What this task involves:
Work out how many lines of the listing hold the string "Material", then answer with that number and nothing else.

====== Records for the task

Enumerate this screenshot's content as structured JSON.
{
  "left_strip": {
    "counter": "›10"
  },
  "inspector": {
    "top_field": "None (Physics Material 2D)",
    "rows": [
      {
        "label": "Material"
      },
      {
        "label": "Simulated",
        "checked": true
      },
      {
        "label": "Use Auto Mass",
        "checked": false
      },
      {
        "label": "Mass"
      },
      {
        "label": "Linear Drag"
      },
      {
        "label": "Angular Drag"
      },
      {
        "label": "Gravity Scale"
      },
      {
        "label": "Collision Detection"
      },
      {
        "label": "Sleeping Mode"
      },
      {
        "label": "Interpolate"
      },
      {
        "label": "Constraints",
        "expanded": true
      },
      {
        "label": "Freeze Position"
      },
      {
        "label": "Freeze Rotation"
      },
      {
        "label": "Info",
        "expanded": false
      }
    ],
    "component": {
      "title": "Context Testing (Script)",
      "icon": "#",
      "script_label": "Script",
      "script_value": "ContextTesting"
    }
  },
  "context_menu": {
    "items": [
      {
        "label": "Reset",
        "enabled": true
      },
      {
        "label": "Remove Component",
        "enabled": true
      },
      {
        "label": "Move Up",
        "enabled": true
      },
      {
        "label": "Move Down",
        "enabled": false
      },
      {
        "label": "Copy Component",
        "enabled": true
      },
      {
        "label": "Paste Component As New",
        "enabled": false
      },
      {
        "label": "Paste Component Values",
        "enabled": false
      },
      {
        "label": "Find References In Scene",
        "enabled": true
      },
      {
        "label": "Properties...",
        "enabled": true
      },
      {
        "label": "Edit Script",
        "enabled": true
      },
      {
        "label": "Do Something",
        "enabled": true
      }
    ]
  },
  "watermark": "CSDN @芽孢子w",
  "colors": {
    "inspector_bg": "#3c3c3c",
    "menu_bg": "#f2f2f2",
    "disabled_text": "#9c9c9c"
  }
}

============

The reply:
2